#### Selection ####
Only Gothic and Norse may distinguish *_nǥ_ from *_nǥʷ_, but the Gothic form seems to be unattested and the Norse _lungu_ can come from both.


Erkattäññe said:


> _*nAgW_> OE _naca_


<*_nakʷōn_, cp. Norse _nǫkkvi_ "small boat".


Erkattäññe said:


> _*angW_> OHG _unko_


What word is this? In any case, *_nǥ_ and *_nǥʷ_ have merged in the attested stages of West Germanic.


Erkattäññe said:


> _*kneigWh_> OE _ni:gan_


<*_xnīǥʷanan_, Gothic _hneiwan_


Erkattäññe said:


> _*gWhedh_> OE _ge-gada_


_*gʰedʰ_- has a simple velar in Pokorny.


Erkattäññe said:


> _*gWhembh_> MHG _gampen_


This root is based on the comparison of Greek -_θεμβ_- (attested once) and Germanic _gemp_- solely, which is purely conjectural.


Erkattäññe said:


> _*gWhen_> OHG _ganz_


<*_ǥantaz_; the comparison with *_gʷhen_- (http://en.wiktionary.org/wiki/ganz) is conjectural.


Erkattäññe said:


> _*gWhen_> Norwgian _gana_


Linking _gana_ "to cut branches" and _gandr_ "stick" to *_gʷʰen_- "hit, fight" is rather bold. 


Erkattäññe said:


> _*dheigW_> ON _di:ki_


Orel ("A handbook of Germanic etymology") characterizes *_đīkōn_ as "of unknown origin". 


Erkattäññe said:


> _*(s)la:gW_> OE _läccan_


<*_lakʷjanan_ — position before a consonant.


Erkattäññe said:


> _*angWh_> OHG _enka_


Pokorny has *_ang_- with a simple velar. The only reason for *_gʷ_ is the presumable connection with _διθύραμβος_, which has to be proven first.


----------



## Erkattäññe

Well, it seems the theory falls really short, perhaps there is no trace of PIE /a/ vs /o/ in any atested germanic language, I wonder if this is possible with baltoslavic, the pie /o/ is raised in final *om# but I don't know of any pie instance of PIE *am#  to make a development contrast, *a:m# seems to be shortened but maybe after the *om# raising. we're relying on early loans to uralic for a supposed vowel contrast. I wonder too what was the trigger for the northern /a/;/o/ merger, what could squeeze a symetric 5 vowel system like that?


----------



## ahvalj

Still can't find _kelk _and_ āfigan_. 

What is _durchgewagen_?
_
Squāma_ seems to have no IE etymology. In any case, the connection with *_skōƀō_ is far from evident.
_
Myrkvi _is an _an_-stem (http://cisedictionar001857#page/304/mode/2up), so actually *_kʷ _preserves here before _ij__a_<*_ı̯__o_ (Acc. Sg. _myrkvan_<*_murkʷijanun_<*_mr̥gʷı̯onm̥_)._

mǫskvi/maska _come from *_mezg_- with a plain velar (Pokorny and http://en.wiktionary.org/wiki/mesh#Etymology).

OK, I have spent 3 hours on commenting, let anybody else continues.
####
→ Exercise set:
1/ In the Germanic etymology thread, which two reconstructed sounds have merged in the attested stages of West Germanic?
2/ Please carry on the Germanic etymology thread from the point where it stops.
#### Provided material ####
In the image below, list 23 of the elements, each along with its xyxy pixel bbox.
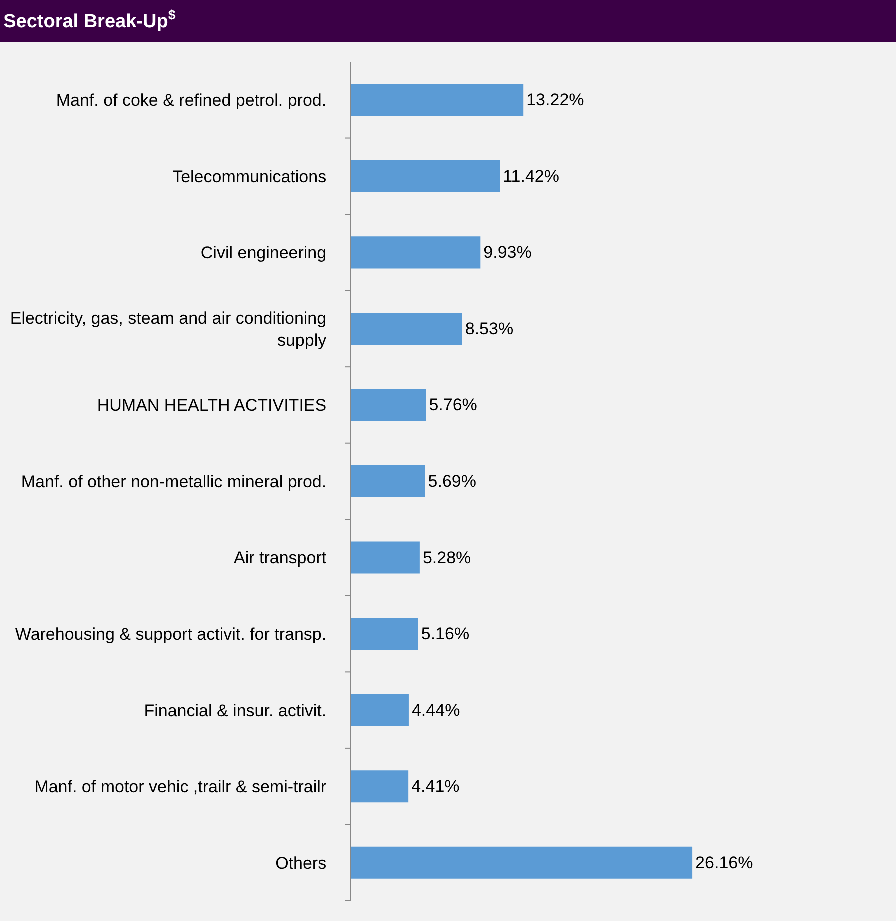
y-tick-label: Manf. of other non-metallic mineral prod. (21, 472, 327, 492)
y-tick-label: Electricity, gas, steam and air conditioning supply (10, 308, 328, 350)
data-label: 8.53% (465, 319, 514, 338)
y-tick-label: Others (276, 854, 327, 873)
data-label: 26.16% (696, 853, 754, 872)
data-label: 5.76% (429, 396, 478, 415)
data-label: 4.41% (412, 777, 460, 796)
data-label: 4.44% (412, 700, 460, 720)
data-label: 13.22% (526, 90, 584, 110)
y-tick-label: Financial & insur. activit. (144, 701, 327, 720)
y-tick-label: HUMAN HEALTH ACTIVITIES (97, 396, 327, 416)
data-label: 5.69% (428, 472, 476, 491)
y-tick-label: Telecommunications (172, 167, 327, 186)
data-label: 9.93% (484, 243, 532, 262)
y-tick-label: Manf. of motor vehic ,trailr & semi-trailr (34, 778, 327, 797)
text: Sectoral Break-Up$^{$}$ (4, 8, 176, 33)
data-label: 11.42% (503, 166, 560, 186)
y-tick-label: Manf. of coke & refined petrol. prod. (56, 91, 327, 110)
data-label: 5.16% (421, 624, 470, 644)
y-tick-label: Civil engineering (200, 244, 327, 263)
y-tick-label: Warehousing & support activit. for transp. (15, 625, 327, 644)
y-tick-label: Air transport (234, 548, 327, 568)
data-label: 5.28% (422, 548, 472, 568)
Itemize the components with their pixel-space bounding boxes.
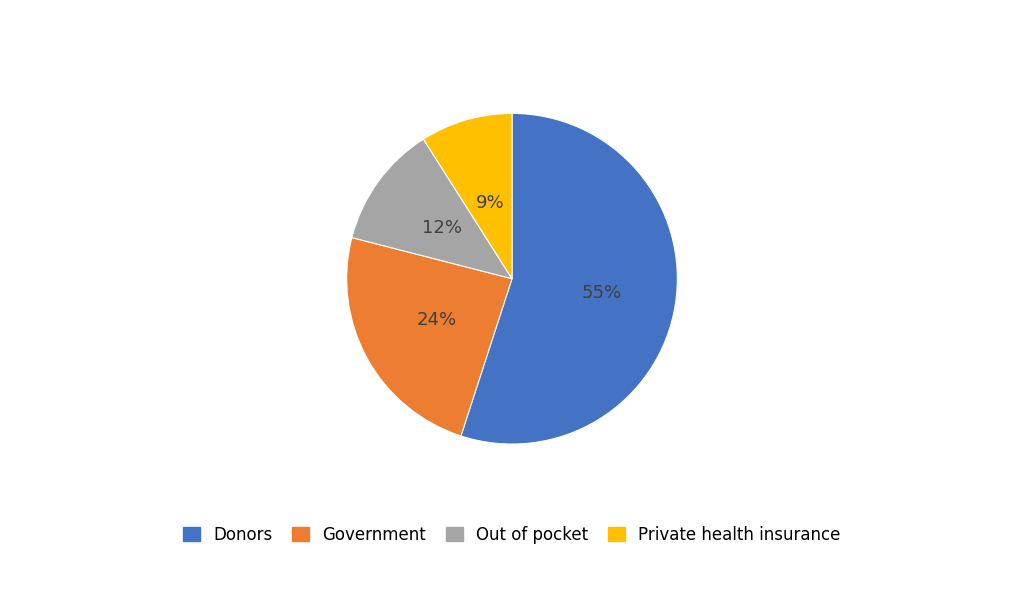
Text: 24%: 24% — [417, 311, 457, 329]
Wedge shape — [347, 238, 512, 436]
Legend: Donors, Government, Out of pocket, Private health insurance: Donors, Government, Out of pocket, Priva… — [175, 518, 849, 553]
Text: 55%: 55% — [582, 284, 622, 302]
Wedge shape — [423, 113, 512, 279]
Wedge shape — [352, 139, 512, 279]
Wedge shape — [461, 113, 677, 444]
Text: 9%: 9% — [475, 193, 504, 212]
Text: 12%: 12% — [423, 219, 463, 237]
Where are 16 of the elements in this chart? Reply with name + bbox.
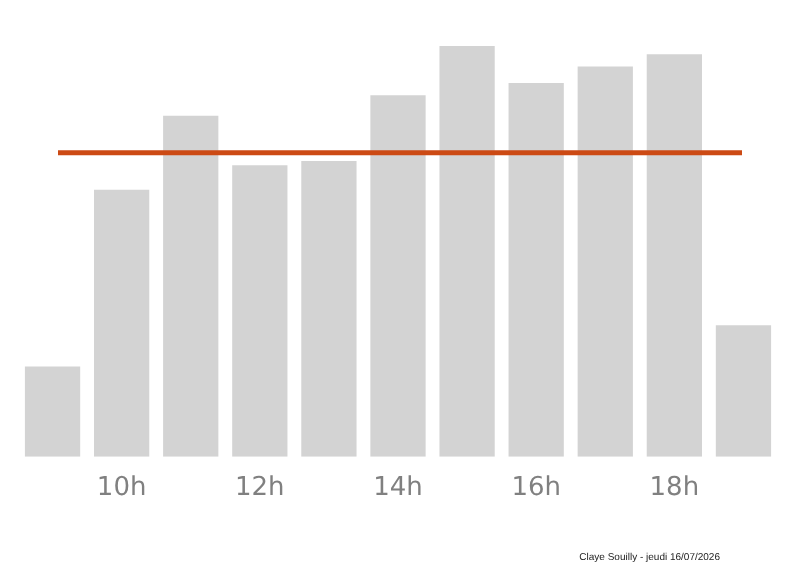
bar [24, 366, 81, 457]
x-tick-label: 10h [96, 473, 147, 504]
x-tick-label: 18h [649, 473, 700, 504]
bar [508, 82, 564, 457]
bar [163, 115, 219, 457]
bar [301, 161, 357, 457]
bar [232, 165, 288, 457]
x-tick-label: 14h [373, 473, 423, 504]
bar [94, 189, 150, 457]
x-tick-label: 16h [511, 473, 561, 504]
bar [577, 66, 633, 457]
bar [715, 325, 772, 457]
bar [370, 95, 426, 457]
bar [439, 46, 495, 457]
x-tick-label: 12h [235, 473, 285, 504]
bar [646, 54, 702, 457]
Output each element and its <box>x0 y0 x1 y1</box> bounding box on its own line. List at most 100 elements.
####
→ Final results:
1/ *nǥ and *nǥʷ

2/
----------



## ahvalj

Erkattäññe said:


> Well, it seems the theory falls really short, perhaps there is no trace of PIE /a/ vs /o/ in any atested germanic language, I wonder if this is possible with baltoslavic, the pie /o/ is raised in final *om# but I don't know of any pie instance of PIE *am#  to make a development contrast, *a:m# seems to be shortened but maybe after the *om# raising. we're relying on early loans to uralic for a supposed vowel contrast. I wonder too what was the trigger for the northern /a/;/o/ merger, what could squeeze a symetric 5 vowel system like that?


Balto-Slavic distinguishes *_a_ and *_o_ in reflexes of Winter's law (http://en.wikipedia.org/wiki/Winter's_law): *_hₐebl_->*_abl_->*_ābl_- "apple" vs. *_nogʷ_->*_nōg_- "naked".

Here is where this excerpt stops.